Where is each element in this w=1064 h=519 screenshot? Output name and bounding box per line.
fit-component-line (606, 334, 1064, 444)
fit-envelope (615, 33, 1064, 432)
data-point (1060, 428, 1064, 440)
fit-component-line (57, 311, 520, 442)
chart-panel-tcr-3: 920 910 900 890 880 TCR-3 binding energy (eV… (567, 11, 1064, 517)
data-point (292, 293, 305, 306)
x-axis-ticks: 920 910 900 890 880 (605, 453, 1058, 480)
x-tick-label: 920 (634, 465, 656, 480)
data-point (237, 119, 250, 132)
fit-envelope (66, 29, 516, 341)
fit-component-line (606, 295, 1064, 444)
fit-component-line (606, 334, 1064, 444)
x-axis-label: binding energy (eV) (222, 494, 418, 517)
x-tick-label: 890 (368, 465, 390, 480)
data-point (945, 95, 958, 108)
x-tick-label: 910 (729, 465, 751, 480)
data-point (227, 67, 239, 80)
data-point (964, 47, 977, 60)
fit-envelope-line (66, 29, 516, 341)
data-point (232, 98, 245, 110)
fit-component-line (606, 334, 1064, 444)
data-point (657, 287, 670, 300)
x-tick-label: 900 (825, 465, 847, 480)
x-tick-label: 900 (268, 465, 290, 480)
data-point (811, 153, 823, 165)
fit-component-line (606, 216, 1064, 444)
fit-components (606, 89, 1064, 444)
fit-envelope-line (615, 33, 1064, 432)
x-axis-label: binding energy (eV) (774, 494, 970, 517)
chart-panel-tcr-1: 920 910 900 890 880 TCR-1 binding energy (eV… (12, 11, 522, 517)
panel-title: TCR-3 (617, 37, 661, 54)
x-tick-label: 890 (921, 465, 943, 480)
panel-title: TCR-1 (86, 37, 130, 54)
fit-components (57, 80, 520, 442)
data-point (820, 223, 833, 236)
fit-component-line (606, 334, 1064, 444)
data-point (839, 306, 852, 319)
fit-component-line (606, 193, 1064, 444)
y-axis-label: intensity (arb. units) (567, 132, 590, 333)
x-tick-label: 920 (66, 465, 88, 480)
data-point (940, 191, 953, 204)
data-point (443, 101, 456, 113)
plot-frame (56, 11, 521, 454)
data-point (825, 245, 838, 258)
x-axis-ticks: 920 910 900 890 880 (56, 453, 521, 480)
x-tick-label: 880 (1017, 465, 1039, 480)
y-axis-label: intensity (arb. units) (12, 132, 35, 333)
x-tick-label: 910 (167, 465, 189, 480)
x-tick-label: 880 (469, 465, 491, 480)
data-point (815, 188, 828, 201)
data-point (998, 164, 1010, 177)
......
(Objective): Format each line of the data above as a string in a JSON list, one string per line, leaving out blank lines.

(Written answer):
[
  "Where is each element in this w=1064 h=519 screenshot? Output name and bounding box per line.",
  "fit-component-line (606, 334, 1064, 444)",
  "fit-envelope (615, 33, 1064, 432)",
  "data-point (1060, 428, 1064, 440)",
  "fit-component-line (57, 311, 520, 442)",
  "chart-panel-tcr-3: 920 910 900 890 880 TCR-3 binding energy (eV… (567, 11, 1064, 517)",
  "data-point (292, 293, 305, 306)",
  "x-axis-ticks: 920 910 900 890 880 (605, 453, 1058, 480)",
  "x-tick-label: 920 (634, 465, 656, 480)",
  "data-point (237, 119, 250, 132)",
  "fit-envelope (66, 29, 516, 341)",
  "fit-component-line (606, 295, 1064, 444)",
  "fit-component-line (606, 334, 1064, 444)",
  "x-axis-label: binding energy (eV) (222, 494, 418, 517)",
  "x-tick-label: 890 (368, 465, 390, 480)",
  "data-point (945, 95, 958, 108)",
  "x-tick-label: 910 (729, 465, 751, 480)",
  "data-point (227, 67, 239, 80)",
  "data-point (964, 47, 977, 60)",
  "fit-envelope-line (66, 29, 516, 341)",
  "data-point (232, 98, 245, 110)",
  "fit-component-line (606, 334, 1064, 444)",
  "data-point (657, 287, 670, 300)",
  "x-tick-label: 900 (825, 465, 847, 480)",
  "x-tick-label: 900 (268, 465, 290, 480)",
  "data-point (811, 153, 823, 165)",
  "fit-component-line (606, 216, 1064, 444)",
  "fit-components (606, 89, 1064, 444)",
  "fit-envelope-line (615, 33, 1064, 432)",
  "x-axis-label: binding energy (eV) (774, 494, 970, 517)",
  "chart-panel-tcr-1: 920 910 900 890 880 TCR-1 binding energy (eV… (12, 11, 522, 517)",
  "panel-title: TCR-3 (617, 37, 661, 54)",
  "x-tick-label: 890 (921, 465, 943, 480)",
  "panel-title: TCR-1 (86, 37, 130, 54)",
  "fit-components (57, 80, 520, 442)",
  "data-point (820, 223, 833, 236)",
  "fit-component-line (606, 334, 1064, 444)",
  "data-point (839, 306, 852, 319)",
  "fit-component-line (606, 193, 1064, 444)",
  "y-axis-label: intensity (arb. units) (567, 132, 590, 333)",
  "x-tick-label: 920 (66, 465, 88, 480)",
  "data-point (940, 191, 953, 204)",
  "data-point (443, 101, 456, 113)",
  "plot-frame (56, 11, 521, 454)",
  "data-point (825, 245, 838, 258)",
  "x-axis-ticks: 920 910 900 890 880 (56, 453, 521, 480)",
  "x-tick-label: 880 (1017, 465, 1039, 480)",
  "y-axis-label: intensity (arb. units) (12, 132, 35, 333)",
  "x-tick-label: 910 (167, 465, 189, 480)",
  "x-tick-label: 880 (469, 465, 491, 480)",
  "data-point (815, 188, 828, 201)",
  "data-point (998, 164, 1010, 177)"
]